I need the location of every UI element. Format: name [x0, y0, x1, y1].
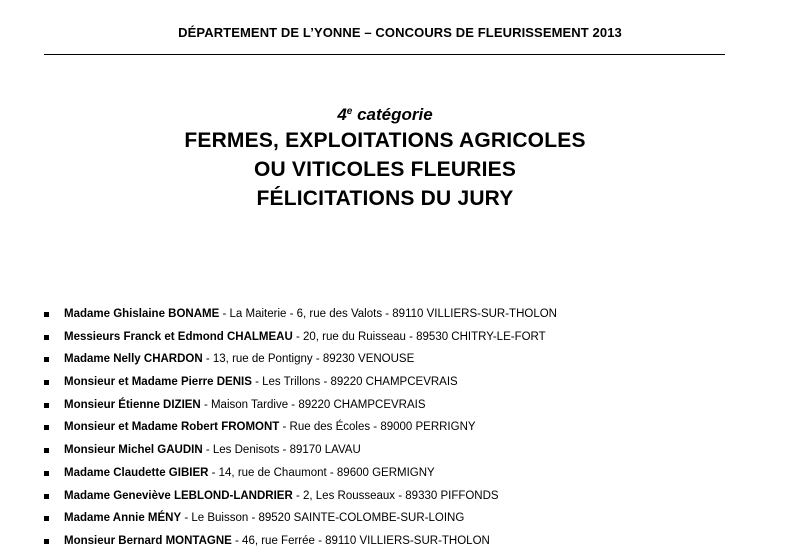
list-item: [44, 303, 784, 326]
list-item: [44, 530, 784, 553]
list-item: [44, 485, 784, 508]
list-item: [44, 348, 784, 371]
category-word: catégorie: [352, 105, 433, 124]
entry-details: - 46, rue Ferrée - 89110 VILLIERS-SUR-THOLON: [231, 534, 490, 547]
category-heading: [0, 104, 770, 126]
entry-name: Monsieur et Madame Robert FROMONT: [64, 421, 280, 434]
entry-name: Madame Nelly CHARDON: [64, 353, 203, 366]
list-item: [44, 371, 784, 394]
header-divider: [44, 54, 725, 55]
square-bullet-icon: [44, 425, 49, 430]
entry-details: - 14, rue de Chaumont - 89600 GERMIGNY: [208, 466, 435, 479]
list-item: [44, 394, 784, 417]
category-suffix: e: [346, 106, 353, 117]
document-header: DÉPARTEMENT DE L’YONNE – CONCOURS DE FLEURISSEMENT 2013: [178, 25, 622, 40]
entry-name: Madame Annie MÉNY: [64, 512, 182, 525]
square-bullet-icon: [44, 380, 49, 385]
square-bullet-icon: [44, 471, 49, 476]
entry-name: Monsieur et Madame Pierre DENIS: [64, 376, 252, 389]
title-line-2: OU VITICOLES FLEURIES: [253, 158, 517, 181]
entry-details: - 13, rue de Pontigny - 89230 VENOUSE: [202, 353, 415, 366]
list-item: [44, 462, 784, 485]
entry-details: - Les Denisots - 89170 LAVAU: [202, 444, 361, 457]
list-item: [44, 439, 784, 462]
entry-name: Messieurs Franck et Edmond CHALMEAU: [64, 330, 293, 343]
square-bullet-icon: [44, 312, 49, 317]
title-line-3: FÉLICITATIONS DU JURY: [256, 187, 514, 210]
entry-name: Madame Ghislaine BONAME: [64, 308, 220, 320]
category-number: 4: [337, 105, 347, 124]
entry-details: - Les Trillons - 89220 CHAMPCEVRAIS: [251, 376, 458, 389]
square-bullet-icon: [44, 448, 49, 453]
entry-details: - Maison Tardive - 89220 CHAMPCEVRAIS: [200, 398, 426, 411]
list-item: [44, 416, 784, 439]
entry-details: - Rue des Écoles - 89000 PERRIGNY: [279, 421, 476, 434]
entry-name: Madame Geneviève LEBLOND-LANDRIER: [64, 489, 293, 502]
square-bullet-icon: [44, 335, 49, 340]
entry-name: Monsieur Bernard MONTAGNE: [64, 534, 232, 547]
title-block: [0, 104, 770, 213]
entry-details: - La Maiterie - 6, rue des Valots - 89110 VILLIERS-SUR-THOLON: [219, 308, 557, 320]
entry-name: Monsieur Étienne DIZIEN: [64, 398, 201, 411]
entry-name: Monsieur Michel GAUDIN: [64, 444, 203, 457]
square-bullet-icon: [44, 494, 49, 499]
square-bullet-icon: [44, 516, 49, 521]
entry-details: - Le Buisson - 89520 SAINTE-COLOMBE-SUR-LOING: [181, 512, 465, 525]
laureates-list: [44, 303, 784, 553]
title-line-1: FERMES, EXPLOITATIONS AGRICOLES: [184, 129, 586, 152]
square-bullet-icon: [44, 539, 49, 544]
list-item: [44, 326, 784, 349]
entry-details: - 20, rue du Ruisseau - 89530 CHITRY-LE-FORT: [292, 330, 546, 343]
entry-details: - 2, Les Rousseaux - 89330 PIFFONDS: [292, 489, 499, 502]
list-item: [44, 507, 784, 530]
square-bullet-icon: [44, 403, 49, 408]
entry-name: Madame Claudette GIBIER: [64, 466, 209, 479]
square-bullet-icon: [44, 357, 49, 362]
################
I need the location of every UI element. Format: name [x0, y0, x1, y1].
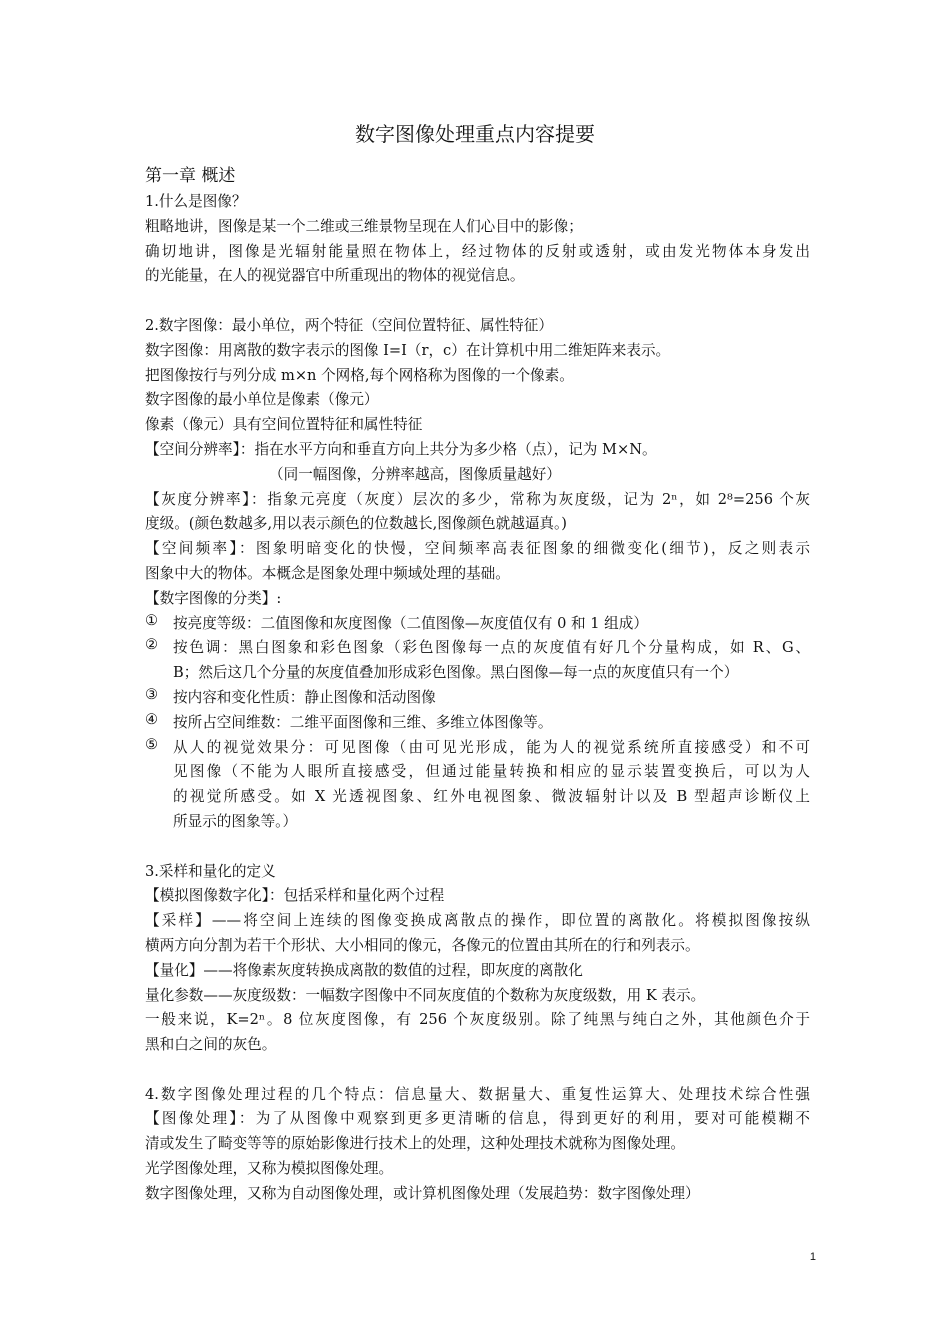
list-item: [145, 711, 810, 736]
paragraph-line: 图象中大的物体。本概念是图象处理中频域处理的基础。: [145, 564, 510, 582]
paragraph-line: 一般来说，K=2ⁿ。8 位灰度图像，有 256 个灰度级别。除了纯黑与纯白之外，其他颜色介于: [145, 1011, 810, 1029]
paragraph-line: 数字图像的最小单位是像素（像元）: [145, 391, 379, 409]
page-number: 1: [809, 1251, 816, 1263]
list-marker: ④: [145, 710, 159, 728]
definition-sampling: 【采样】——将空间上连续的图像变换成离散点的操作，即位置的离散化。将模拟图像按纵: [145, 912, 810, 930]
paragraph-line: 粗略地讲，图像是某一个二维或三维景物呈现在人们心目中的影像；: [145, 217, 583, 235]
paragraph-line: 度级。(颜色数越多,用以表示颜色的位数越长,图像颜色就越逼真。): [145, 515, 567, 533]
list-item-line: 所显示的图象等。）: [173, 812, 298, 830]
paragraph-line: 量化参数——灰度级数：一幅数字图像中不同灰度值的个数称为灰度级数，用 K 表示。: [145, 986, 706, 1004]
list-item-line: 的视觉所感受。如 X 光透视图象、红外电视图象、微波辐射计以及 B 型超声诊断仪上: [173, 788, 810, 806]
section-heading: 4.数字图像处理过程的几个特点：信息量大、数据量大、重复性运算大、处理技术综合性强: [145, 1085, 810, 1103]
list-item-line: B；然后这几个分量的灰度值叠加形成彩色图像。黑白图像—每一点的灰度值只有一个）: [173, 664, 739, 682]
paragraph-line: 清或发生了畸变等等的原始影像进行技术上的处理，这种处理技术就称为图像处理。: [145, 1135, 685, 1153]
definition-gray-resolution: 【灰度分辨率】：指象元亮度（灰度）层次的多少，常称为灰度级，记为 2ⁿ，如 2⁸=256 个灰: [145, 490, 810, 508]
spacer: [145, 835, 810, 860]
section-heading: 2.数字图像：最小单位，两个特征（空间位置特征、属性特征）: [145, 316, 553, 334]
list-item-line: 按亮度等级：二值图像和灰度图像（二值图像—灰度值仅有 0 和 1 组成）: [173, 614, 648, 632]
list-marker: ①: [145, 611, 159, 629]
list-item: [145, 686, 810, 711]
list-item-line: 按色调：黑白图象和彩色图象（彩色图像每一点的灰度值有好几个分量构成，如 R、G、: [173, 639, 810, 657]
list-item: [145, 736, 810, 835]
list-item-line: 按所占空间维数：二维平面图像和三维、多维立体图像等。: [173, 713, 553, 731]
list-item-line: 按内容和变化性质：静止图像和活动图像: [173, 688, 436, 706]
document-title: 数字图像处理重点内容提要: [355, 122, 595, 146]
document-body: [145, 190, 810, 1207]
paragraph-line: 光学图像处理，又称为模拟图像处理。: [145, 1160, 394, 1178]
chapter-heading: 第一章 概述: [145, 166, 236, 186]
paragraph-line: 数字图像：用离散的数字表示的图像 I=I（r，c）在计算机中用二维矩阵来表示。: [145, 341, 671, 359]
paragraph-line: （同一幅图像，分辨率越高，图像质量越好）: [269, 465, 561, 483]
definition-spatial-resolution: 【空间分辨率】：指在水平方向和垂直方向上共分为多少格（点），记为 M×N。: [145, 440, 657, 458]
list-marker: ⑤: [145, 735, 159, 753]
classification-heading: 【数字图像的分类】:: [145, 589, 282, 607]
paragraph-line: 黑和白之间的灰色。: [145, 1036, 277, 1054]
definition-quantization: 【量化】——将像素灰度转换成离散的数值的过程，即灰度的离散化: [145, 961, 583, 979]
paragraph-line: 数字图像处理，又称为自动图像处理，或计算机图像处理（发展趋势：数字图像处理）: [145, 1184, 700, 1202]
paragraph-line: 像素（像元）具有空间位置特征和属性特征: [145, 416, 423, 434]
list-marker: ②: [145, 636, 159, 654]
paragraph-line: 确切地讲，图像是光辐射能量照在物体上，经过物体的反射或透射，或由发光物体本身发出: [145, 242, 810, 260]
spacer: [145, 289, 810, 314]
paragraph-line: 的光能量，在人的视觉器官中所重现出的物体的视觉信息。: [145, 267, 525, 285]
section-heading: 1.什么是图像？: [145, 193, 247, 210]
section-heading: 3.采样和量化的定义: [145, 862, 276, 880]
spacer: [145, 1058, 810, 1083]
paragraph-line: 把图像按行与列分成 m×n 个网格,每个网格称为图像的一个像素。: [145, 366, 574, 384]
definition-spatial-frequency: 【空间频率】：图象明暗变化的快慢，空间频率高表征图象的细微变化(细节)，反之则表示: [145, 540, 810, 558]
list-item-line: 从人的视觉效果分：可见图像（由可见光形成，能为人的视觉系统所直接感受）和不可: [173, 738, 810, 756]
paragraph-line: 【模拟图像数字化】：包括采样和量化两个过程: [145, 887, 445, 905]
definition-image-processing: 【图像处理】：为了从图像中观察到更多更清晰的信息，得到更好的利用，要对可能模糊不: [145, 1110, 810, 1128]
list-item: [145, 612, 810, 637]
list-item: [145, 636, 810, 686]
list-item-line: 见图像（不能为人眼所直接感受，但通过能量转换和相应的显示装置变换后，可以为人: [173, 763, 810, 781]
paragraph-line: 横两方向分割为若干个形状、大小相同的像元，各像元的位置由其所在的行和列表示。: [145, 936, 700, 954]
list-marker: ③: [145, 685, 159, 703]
################
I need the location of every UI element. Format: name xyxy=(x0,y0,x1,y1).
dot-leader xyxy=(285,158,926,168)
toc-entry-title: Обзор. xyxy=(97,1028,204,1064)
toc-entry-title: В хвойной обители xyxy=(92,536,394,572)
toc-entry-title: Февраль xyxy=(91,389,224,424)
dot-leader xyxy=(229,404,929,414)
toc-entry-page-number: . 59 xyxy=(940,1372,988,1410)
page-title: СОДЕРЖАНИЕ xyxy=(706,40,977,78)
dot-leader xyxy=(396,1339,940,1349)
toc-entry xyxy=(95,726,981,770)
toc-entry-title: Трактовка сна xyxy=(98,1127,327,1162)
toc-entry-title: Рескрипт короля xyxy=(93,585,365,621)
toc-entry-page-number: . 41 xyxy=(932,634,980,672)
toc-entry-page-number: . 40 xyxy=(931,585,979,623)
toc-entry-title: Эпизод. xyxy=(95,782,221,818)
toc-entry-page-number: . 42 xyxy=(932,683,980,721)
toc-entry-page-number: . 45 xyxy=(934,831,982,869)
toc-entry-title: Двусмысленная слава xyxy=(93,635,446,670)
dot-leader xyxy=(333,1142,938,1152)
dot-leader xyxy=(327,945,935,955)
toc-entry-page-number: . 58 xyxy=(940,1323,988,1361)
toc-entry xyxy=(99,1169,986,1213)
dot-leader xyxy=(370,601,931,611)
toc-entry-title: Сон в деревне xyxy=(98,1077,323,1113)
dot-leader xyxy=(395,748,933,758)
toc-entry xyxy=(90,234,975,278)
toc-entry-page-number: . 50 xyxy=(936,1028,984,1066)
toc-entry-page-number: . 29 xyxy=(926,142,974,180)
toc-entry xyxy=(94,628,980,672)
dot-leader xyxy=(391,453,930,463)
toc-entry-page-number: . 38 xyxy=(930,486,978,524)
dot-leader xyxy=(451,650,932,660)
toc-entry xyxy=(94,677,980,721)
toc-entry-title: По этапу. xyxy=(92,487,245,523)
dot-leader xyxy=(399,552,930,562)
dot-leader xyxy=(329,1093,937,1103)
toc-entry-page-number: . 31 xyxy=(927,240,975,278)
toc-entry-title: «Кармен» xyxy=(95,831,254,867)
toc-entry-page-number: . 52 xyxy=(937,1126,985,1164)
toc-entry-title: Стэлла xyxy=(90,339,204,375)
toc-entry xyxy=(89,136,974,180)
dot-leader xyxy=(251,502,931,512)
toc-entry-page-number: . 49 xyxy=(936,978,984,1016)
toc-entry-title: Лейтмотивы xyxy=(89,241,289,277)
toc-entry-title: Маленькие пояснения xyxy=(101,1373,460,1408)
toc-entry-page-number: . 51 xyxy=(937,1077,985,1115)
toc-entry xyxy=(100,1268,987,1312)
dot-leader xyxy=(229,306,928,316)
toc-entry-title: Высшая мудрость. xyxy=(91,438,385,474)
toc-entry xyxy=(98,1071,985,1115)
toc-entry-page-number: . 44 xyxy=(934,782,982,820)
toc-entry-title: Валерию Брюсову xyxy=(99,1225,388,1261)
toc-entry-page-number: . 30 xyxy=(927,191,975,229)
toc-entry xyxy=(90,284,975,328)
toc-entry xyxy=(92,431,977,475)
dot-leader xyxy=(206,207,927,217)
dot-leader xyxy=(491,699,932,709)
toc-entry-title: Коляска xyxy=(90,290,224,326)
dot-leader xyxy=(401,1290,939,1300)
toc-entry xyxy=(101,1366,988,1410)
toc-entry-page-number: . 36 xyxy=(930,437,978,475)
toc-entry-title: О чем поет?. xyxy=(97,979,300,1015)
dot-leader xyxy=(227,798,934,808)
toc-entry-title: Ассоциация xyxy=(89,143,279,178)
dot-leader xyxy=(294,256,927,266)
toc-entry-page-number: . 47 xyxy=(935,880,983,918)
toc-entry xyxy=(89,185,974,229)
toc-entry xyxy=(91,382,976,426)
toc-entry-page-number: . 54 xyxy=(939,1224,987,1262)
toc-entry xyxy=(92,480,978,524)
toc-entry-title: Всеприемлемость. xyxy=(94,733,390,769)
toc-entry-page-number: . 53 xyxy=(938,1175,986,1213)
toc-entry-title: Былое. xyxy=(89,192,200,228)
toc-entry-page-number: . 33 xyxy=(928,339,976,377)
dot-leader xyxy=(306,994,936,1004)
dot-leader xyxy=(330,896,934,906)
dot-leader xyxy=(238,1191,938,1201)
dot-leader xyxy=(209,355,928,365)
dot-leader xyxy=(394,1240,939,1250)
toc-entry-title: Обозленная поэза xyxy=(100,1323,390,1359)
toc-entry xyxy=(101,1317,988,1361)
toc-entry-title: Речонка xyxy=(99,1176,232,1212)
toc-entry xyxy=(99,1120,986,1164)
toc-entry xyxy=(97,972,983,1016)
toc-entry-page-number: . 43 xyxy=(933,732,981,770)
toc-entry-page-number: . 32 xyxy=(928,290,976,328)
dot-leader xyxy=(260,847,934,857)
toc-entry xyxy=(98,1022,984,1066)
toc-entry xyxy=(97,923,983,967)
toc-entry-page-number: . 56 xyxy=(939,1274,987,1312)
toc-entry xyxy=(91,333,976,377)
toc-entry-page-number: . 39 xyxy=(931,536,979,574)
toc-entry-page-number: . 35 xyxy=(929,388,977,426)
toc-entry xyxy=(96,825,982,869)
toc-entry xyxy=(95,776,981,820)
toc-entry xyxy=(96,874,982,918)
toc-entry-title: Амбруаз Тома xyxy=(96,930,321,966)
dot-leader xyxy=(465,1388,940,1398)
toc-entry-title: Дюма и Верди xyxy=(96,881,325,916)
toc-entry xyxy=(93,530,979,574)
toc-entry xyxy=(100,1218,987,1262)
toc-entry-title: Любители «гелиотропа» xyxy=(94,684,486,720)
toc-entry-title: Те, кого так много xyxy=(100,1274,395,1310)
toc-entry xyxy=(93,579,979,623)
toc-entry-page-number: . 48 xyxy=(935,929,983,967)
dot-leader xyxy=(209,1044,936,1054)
################
SHORT EXERCISE: Output the part that opens with the line containing "list-item: [145, 711, 810, 736]" and closes with the line containing "1135, 685, 1153]" as a numbered list, omitting any blank lines.

EXPECTED OUTPUT:
1. list-item: [145, 711, 810, 736]
2. paragraph-line: 图象中大的物体。本概念是图象处理中频域处理的基础。: [145, 564, 510, 582]
3. paragraph-line: 一般来说，K=2ⁿ。8 位灰度图像，有 256 个灰度级别。除了纯黑与纯白之外，其他颜色介于: [145, 1011, 810, 1029]
4. paragraph-line: 数字图像的最小单位是像素（像元）: [145, 391, 379, 409]
5. page-number: 1: [809, 1251, 816, 1263]
6. list-marker: ④: [145, 710, 159, 728]
7. definition-sampling: 【采样】——将空间上连续的图像变换成离散点的操作，即位置的离散化。将模拟图像按纵: [145, 912, 810, 930]
8. paragraph-line: 粗略地讲，图像是某一个二维或三维景物呈现在人们心目中的影像；: [145, 217, 583, 235]
9. paragraph-line: 度级。(颜色数越多,用以表示颜色的位数越长,图像颜色就越逼真。): [145, 515, 567, 533]
10. list-item-line: 所显示的图象等。）: [173, 812, 298, 830]
11. paragraph-line: 量化参数——灰度级数：一幅数字图像中不同灰度值的个数称为灰度级数，用 K 表示。: [145, 986, 706, 1004]
12. list-item-line: 的视觉所感受。如 X 光透视图象、红外电视图象、微波辐射计以及 B 型超声诊断仪上: [173, 788, 810, 806]
13. section-heading: 4.数字图像处理过程的几个特点：信息量大、数据量大、重复性运算大、处理技术综合性强: [145, 1085, 810, 1103]
14. list-item-line: B；然后这几个分量的灰度值叠加形成彩色图像。黑白图像—每一点的灰度值只有一个）: [173, 664, 739, 682]
15. paragraph-line: 清或发生了畸变等等的原始影像进行技术上的处理，这种处理技术就称为图像处理。: [145, 1135, 685, 1153]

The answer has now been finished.